Find the lines containing "from" and say how many there are, with no other words.
BEGIN SUPPLIED DATA
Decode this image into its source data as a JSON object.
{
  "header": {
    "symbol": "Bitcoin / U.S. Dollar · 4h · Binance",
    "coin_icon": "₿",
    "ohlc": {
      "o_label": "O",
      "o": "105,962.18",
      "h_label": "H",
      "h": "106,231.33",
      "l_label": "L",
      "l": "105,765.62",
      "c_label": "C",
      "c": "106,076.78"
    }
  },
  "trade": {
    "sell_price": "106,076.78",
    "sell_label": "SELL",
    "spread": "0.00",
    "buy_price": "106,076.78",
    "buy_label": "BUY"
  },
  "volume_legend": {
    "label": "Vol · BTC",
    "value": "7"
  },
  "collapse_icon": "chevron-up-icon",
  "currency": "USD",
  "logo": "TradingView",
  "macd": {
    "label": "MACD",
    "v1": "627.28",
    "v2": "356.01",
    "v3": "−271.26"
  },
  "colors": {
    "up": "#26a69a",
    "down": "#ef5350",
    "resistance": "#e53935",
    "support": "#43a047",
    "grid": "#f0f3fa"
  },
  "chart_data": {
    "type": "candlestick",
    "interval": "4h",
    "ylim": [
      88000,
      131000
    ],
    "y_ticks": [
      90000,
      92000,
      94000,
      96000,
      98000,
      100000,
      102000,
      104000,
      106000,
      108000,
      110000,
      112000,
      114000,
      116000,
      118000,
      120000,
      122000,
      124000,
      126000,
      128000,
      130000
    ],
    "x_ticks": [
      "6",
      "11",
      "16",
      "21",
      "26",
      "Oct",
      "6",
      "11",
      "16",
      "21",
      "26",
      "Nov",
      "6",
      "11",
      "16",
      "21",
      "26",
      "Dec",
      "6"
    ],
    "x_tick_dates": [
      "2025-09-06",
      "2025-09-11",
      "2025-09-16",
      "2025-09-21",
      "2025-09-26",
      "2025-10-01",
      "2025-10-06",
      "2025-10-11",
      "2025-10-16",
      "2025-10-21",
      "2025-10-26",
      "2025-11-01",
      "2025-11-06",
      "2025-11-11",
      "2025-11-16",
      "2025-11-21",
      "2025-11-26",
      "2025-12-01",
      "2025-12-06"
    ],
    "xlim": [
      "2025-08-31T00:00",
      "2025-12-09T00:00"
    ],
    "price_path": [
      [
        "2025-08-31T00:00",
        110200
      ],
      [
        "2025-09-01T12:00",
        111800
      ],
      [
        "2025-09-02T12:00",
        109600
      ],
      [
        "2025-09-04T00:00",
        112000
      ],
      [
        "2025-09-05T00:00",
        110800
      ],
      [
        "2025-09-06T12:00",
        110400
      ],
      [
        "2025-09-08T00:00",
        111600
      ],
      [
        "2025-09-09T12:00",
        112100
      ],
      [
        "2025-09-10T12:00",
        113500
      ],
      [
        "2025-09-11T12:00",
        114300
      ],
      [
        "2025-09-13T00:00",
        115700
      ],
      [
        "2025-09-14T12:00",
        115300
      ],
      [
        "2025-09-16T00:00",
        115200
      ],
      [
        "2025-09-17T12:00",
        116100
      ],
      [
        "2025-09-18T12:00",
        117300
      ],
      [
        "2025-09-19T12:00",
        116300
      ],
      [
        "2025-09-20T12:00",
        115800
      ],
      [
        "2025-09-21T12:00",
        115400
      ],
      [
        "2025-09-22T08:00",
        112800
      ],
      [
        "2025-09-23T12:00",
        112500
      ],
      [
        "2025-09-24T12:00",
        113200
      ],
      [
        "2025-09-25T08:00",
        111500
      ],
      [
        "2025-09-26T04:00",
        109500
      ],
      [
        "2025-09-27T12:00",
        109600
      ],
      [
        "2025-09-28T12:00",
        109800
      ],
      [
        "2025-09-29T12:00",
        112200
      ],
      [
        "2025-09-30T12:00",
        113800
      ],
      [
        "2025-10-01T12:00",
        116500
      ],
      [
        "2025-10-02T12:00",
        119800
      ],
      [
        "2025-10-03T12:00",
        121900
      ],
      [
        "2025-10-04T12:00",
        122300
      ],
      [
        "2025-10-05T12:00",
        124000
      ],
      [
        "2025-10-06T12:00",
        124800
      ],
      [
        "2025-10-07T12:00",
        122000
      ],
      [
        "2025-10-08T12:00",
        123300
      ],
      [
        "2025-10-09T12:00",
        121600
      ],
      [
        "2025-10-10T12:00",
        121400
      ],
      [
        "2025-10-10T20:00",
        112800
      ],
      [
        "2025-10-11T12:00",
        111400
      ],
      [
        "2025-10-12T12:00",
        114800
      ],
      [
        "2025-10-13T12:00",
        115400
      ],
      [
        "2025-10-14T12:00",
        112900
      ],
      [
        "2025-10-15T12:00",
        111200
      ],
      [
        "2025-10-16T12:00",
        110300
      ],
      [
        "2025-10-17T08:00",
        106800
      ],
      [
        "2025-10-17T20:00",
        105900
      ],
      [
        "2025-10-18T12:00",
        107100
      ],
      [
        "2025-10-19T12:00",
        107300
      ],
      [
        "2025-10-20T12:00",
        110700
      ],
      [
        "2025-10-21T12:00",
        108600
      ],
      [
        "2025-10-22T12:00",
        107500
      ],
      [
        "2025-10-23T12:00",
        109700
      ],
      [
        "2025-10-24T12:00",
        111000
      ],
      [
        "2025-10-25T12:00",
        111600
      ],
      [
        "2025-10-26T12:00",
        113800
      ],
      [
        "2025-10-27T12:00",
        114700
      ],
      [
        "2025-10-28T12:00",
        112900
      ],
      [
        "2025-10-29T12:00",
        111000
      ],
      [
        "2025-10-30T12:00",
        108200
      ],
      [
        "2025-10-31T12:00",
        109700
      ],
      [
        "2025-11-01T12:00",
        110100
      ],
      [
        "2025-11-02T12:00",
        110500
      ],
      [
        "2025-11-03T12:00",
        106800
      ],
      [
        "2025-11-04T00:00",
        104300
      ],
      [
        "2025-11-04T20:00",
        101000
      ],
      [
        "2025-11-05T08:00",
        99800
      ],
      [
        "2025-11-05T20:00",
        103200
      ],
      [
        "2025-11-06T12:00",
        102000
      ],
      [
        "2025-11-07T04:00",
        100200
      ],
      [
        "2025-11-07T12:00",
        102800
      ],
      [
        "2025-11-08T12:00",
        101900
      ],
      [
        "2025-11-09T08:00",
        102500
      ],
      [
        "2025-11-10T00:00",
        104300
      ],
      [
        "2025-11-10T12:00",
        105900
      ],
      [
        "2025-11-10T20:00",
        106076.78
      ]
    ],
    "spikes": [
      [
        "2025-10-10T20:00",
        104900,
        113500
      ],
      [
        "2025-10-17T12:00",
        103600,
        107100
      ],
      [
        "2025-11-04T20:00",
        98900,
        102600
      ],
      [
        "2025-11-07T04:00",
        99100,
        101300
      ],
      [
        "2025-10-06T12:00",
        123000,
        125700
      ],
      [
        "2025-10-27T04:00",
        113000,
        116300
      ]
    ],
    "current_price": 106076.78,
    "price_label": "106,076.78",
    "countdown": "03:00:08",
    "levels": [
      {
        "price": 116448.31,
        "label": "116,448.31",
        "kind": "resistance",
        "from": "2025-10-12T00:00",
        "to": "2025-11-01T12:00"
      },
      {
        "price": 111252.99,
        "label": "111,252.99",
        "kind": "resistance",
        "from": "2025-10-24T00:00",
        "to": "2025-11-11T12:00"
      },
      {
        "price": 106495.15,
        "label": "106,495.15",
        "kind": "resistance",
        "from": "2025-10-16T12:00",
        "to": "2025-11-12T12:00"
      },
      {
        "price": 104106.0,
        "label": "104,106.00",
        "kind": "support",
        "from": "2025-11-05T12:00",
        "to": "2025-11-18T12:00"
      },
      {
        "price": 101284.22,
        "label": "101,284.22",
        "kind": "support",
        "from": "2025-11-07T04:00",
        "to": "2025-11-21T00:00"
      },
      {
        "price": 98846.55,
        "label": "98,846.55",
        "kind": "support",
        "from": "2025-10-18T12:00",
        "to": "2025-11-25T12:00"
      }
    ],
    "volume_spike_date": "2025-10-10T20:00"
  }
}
END SUPPLIED DATA
FULL SOLUTION:
6